Given instruction: Pull out every line below that holds the word "Dette".
──────── Records for the task
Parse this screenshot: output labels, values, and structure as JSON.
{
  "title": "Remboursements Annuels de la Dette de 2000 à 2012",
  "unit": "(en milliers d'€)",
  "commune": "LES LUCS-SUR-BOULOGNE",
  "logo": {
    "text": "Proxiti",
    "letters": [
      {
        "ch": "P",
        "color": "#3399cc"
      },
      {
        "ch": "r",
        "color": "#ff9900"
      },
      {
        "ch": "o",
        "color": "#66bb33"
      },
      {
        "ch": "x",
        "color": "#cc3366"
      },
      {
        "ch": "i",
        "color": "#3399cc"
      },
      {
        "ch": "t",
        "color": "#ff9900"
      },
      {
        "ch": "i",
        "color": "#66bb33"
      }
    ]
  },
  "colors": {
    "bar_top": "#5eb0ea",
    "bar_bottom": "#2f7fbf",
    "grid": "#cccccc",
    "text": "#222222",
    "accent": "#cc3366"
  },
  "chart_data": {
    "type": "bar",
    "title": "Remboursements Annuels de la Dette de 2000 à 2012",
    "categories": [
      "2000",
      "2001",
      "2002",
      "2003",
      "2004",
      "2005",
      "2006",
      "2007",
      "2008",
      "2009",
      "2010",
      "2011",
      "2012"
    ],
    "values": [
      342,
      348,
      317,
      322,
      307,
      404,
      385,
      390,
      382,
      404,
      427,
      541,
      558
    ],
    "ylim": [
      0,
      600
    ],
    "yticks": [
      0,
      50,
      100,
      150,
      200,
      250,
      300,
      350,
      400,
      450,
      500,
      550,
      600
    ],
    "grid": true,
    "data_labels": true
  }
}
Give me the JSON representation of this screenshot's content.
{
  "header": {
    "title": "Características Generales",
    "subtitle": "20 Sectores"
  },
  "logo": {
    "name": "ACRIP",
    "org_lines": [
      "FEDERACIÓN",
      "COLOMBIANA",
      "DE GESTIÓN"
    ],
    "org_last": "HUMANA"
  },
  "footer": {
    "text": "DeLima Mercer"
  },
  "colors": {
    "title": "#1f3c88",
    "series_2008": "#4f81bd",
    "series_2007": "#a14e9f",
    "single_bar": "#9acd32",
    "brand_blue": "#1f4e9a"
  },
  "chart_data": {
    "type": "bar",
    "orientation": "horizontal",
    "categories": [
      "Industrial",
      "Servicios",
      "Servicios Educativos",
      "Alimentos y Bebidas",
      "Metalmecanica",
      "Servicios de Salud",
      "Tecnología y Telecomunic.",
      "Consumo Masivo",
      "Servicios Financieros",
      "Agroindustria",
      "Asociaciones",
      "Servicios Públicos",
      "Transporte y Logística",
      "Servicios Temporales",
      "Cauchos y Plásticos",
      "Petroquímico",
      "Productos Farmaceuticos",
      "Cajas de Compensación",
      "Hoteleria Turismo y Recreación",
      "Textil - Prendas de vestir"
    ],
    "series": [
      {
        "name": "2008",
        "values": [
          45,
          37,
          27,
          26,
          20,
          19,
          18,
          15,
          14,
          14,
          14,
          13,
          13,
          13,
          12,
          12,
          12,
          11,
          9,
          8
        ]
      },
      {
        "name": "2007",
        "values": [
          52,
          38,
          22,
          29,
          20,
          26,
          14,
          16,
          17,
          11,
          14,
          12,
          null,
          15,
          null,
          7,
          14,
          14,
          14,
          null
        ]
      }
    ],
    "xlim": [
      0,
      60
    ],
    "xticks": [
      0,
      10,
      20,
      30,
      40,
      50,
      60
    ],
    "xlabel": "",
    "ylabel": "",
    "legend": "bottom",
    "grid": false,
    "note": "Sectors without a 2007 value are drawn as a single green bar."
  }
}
────────────────
Final result:
  "title": "Remboursements Annuels de la Dette de 2000 à 2012",
    "title": "Remboursements Annuels de la Dette de 2000 à 2012",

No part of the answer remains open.